(Rows excerpted from a collection)
################
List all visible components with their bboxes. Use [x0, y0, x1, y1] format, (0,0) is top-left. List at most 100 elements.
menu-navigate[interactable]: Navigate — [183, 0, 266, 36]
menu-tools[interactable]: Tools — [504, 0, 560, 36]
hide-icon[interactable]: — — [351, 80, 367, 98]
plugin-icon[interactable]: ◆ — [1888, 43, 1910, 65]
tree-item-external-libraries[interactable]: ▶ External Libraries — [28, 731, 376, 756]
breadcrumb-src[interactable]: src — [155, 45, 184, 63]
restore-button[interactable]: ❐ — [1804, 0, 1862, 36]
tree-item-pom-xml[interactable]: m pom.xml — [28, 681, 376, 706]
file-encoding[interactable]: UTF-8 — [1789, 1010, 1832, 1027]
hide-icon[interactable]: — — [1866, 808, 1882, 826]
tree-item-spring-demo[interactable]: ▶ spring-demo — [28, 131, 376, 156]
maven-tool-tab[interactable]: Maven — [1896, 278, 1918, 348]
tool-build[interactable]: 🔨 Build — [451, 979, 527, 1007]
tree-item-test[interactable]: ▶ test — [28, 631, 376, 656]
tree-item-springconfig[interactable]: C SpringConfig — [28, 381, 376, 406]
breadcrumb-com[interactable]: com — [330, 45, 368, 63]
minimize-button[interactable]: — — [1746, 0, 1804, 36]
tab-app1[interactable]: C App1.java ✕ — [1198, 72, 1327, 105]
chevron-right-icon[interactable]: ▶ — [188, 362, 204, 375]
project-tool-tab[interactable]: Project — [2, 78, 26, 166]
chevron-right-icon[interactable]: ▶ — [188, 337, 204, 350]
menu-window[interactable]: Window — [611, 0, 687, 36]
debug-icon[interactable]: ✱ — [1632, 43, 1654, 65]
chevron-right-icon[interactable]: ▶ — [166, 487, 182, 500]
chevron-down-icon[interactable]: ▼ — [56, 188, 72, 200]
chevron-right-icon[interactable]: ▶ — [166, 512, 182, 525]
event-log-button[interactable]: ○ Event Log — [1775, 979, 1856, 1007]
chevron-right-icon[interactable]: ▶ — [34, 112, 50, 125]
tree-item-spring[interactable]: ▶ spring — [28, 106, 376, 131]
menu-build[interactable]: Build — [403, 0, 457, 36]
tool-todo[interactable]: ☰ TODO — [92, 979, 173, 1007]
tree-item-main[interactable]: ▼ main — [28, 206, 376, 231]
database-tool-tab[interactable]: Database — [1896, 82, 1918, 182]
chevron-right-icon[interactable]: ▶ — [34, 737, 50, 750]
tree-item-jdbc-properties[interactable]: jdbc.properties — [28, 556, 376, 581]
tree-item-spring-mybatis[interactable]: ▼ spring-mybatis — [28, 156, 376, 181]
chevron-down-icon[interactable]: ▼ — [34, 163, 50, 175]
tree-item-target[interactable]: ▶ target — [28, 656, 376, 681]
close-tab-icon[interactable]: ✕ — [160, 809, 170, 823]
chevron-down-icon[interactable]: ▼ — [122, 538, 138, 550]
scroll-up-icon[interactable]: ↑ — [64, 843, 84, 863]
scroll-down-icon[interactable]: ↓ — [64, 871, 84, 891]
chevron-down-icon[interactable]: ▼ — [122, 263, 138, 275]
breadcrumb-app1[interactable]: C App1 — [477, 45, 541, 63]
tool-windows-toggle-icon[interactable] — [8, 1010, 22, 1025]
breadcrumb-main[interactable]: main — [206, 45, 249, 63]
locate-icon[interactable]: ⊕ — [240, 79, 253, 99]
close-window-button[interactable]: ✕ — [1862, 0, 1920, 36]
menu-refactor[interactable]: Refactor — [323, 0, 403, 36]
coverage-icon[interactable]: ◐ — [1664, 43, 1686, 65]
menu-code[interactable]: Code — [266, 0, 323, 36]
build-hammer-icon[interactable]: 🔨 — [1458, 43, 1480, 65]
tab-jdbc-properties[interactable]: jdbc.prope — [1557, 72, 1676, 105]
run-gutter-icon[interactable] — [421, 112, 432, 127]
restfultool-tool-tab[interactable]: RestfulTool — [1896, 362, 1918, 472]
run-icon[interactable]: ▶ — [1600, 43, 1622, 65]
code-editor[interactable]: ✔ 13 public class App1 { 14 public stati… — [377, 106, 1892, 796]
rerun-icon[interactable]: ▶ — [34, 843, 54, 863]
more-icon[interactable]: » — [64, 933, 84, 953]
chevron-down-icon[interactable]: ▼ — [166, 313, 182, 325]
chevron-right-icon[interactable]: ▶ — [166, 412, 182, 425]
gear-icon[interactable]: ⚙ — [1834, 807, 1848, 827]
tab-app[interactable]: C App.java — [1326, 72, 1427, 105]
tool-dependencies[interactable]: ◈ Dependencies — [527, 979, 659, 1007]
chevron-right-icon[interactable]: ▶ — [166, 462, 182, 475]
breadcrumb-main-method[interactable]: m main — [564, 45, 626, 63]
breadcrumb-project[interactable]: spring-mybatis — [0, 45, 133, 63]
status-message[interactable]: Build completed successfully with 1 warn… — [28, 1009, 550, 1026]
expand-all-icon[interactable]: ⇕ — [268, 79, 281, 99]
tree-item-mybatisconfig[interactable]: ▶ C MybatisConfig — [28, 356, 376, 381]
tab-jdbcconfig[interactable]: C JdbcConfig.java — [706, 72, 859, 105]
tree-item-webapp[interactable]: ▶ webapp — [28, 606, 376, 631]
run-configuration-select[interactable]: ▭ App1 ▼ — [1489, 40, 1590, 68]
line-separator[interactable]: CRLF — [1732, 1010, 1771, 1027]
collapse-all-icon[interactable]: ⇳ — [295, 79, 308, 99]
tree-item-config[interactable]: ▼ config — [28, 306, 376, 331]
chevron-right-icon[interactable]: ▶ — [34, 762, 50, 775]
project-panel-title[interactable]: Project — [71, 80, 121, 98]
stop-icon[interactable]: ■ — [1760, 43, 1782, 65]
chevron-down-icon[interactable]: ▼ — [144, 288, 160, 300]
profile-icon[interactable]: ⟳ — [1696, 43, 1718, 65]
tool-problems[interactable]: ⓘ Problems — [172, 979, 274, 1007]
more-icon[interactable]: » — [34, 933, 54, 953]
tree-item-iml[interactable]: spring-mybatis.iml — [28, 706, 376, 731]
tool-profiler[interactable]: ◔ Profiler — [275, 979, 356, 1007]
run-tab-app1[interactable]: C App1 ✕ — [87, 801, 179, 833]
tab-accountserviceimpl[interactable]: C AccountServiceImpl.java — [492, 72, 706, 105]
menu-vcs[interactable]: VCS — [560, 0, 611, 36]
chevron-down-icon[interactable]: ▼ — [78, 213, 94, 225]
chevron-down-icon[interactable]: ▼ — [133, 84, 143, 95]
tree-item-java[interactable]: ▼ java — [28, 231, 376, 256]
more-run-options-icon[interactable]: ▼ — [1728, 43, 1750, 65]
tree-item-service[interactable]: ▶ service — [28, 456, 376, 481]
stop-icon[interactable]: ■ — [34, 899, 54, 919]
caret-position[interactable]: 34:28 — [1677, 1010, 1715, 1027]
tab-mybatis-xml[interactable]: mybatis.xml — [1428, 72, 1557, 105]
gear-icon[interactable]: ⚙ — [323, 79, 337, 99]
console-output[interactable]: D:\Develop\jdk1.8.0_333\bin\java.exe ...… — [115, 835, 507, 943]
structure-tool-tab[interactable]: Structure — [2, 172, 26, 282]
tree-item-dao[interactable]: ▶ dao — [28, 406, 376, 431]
################
__TASK INSTRUCTIONS__. Please reproduce every row above verbatim, from the first to the last.

__ANSWER TO THE PROBLEM__.
List all visible components with their bboxes. Use [x0, y0, x1, y1] format, (0,0) is top-left. List at most 100 elements.
menu-navigate[interactable]: Navigate — [183, 0, 266, 36]
menu-tools[interactable]: Tools — [504, 0, 560, 36]
hide-icon[interactable]: — — [351, 80, 367, 98]
plugin-icon[interactable]: ◆ — [1888, 43, 1910, 65]
tree-item-external-libraries[interactable]: ▶ External Libraries — [28, 731, 376, 756]
breadcrumb-src[interactable]: src — [155, 45, 184, 63]
restore-button[interactable]: ❐ — [1804, 0, 1862, 36]
tree-item-pom-xml[interactable]: m pom.xml — [28, 681, 376, 706]
file-encoding[interactable]: UTF-8 — [1789, 1010, 1832, 1027]
hide-icon[interactable]: — — [1866, 808, 1882, 826]
tree-item-spring-demo[interactable]: ▶ spring-demo — [28, 131, 376, 156]
maven-tool-tab[interactable]: Maven — [1896, 278, 1918, 348]
tool-build[interactable]: 🔨 Build — [451, 979, 527, 1007]
tree-item-test[interactable]: ▶ test — [28, 631, 376, 656]
tree-item-springconfig[interactable]: C SpringConfig — [28, 381, 376, 406]
breadcrumb-com[interactable]: com — [330, 45, 368, 63]
minimize-button[interactable]: — — [1746, 0, 1804, 36]
tab-app1[interactable]: C App1.java ✕ — [1198, 72, 1327, 105]
chevron-right-icon[interactable]: ▶ — [188, 362, 204, 375]
project-tool-tab[interactable]: Project — [2, 78, 26, 166]
chevron-right-icon[interactable]: ▶ — [188, 337, 204, 350]
menu-window[interactable]: Window — [611, 0, 687, 36]
debug-icon[interactable]: ✱ — [1632, 43, 1654, 65]
chevron-right-icon[interactable]: ▶ — [166, 487, 182, 500]
chevron-down-icon[interactable]: ▼ — [56, 188, 72, 200]
chevron-right-icon[interactable]: ▶ — [166, 512, 182, 525]
event-log-button[interactable]: ○ Event Log — [1775, 979, 1856, 1007]
chevron-right-icon[interactable]: ▶ — [34, 112, 50, 125]
tree-item-spring[interactable]: ▶ spring — [28, 106, 376, 131]
menu-build[interactable]: Build — [403, 0, 457, 36]
tool-todo[interactable]: ☰ TODO — [92, 979, 173, 1007]
tree-item-main[interactable]: ▼ main — [28, 206, 376, 231]
database-tool-tab[interactable]: Database — [1896, 82, 1918, 182]
chevron-right-icon[interactable]: ▶ — [34, 737, 50, 750]
tree-item-jdbc-properties[interactable]: jdbc.properties — [28, 556, 376, 581]
tree-item-spring-mybatis[interactable]: ▼ spring-mybatis — [28, 156, 376, 181]
chevron-down-icon[interactable]: ▼ — [34, 163, 50, 175]
tree-item-target[interactable]: ▶ target — [28, 656, 376, 681]
close-tab-icon[interactable]: ✕ — [160, 809, 170, 823]
chevron-down-icon[interactable]: ▼ — [122, 538, 138, 550]
scroll-up-icon[interactable]: ↑ — [64, 843, 84, 863]
scroll-down-icon[interactable]: ↓ — [64, 871, 84, 891]
chevron-down-icon[interactable]: ▼ — [122, 263, 138, 275]
breadcrumb-app1[interactable]: C App1 — [477, 45, 541, 63]
tool-windows-toggle-icon[interactable] — [8, 1010, 22, 1025]
breadcrumb-main[interactable]: main — [206, 45, 249, 63]
locate-icon[interactable]: ⊕ — [240, 79, 253, 99]
close-window-button[interactable]: ✕ — [1862, 0, 1920, 36]
menu-refactor[interactable]: Refactor — [323, 0, 403, 36]
coverage-icon[interactable]: ◐ — [1664, 43, 1686, 65]
menu-code[interactable]: Code — [266, 0, 323, 36]
build-hammer-icon[interactable]: 🔨 — [1458, 43, 1480, 65]
tab-jdbc-properties[interactable]: jdbc.prope — [1557, 72, 1676, 105]
run-gutter-icon[interactable] — [421, 112, 432, 127]
restfultool-tool-tab[interactable]: RestfulTool — [1896, 362, 1918, 472]
run-icon[interactable]: ▶ — [1600, 43, 1622, 65]
code-editor[interactable]: ✔ 13 public class App1 { 14 public stati… — [377, 106, 1892, 796]
rerun-icon[interactable]: ▶ — [34, 843, 54, 863]
more-icon[interactable]: » — [64, 933, 84, 953]
chevron-down-icon[interactable]: ▼ — [166, 313, 182, 325]
chevron-right-icon[interactable]: ▶ — [166, 412, 182, 425]
gear-icon[interactable]: ⚙ — [1834, 807, 1848, 827]
tab-app[interactable]: C App.java — [1326, 72, 1427, 105]
tool-dependencies[interactable]: ◈ Dependencies — [527, 979, 659, 1007]
chevron-right-icon[interactable]: ▶ — [166, 462, 182, 475]
breadcrumb-main-method[interactable]: m main — [564, 45, 626, 63]
breadcrumb-project[interactable]: spring-mybatis — [0, 45, 133, 63]
status-message[interactable]: Build completed successfully with 1 warn… — [28, 1009, 550, 1026]
expand-all-icon[interactable]: ⇕ — [268, 79, 281, 99]
tree-item-mybatisconfig[interactable]: ▶ C MybatisConfig — [28, 356, 376, 381]
tab-jdbcconfig[interactable]: C JdbcConfig.java — [706, 72, 859, 105]
tree-item-webapp[interactable]: ▶ webapp — [28, 606, 376, 631]
run-configuration-select[interactable]: ▭ App1 ▼ — [1489, 40, 1590, 68]
line-separator[interactable]: CRLF — [1732, 1010, 1771, 1027]
collapse-all-icon[interactable]: ⇳ — [295, 79, 308, 99]
tree-item-config[interactable]: ▼ config — [28, 306, 376, 331]
chevron-right-icon[interactable]: ▶ — [34, 762, 50, 775]
project-panel-title[interactable]: Project — [71, 80, 121, 98]
stop-icon[interactable]: ■ — [1760, 43, 1782, 65]
chevron-down-icon[interactable]: ▼ — [144, 288, 160, 300]
profile-icon[interactable]: ⟳ — [1696, 43, 1718, 65]
tool-problems[interactable]: ⓘ Problems — [172, 979, 274, 1007]
more-icon[interactable]: » — [34, 933, 54, 953]
tree-item-iml[interactable]: spring-mybatis.iml — [28, 706, 376, 731]
tool-profiler[interactable]: ◔ Profiler — [275, 979, 356, 1007]
run-tab-app1[interactable]: C App1 ✕ — [87, 801, 179, 833]
tab-accountserviceimpl[interactable]: C AccountServiceImpl.java — [492, 72, 706, 105]
menu-vcs[interactable]: VCS — [560, 0, 611, 36]
chevron-down-icon[interactable]: ▼ — [78, 213, 94, 225]
chevron-down-icon[interactable]: ▼ — [133, 84, 143, 95]
tree-item-java[interactable]: ▼ java — [28, 231, 376, 256]
more-run-options-icon[interactable]: ▼ — [1728, 43, 1750, 65]
tree-item-service[interactable]: ▶ service — [28, 456, 376, 481]
stop-icon[interactable]: ■ — [34, 899, 54, 919]
caret-position[interactable]: 34:28 — [1677, 1010, 1715, 1027]
tab-mybatis-xml[interactable]: mybatis.xml — [1428, 72, 1557, 105]
gear-icon[interactable]: ⚙ — [323, 79, 337, 99]
console-output[interactable]: D:\Develop\jdk1.8.0_333\bin\java.exe ...… — [115, 835, 507, 943]
structure-tool-tab[interactable]: Structure — [2, 172, 26, 282]
tree-item-dao[interactable]: ▶ dao — [28, 406, 376, 431]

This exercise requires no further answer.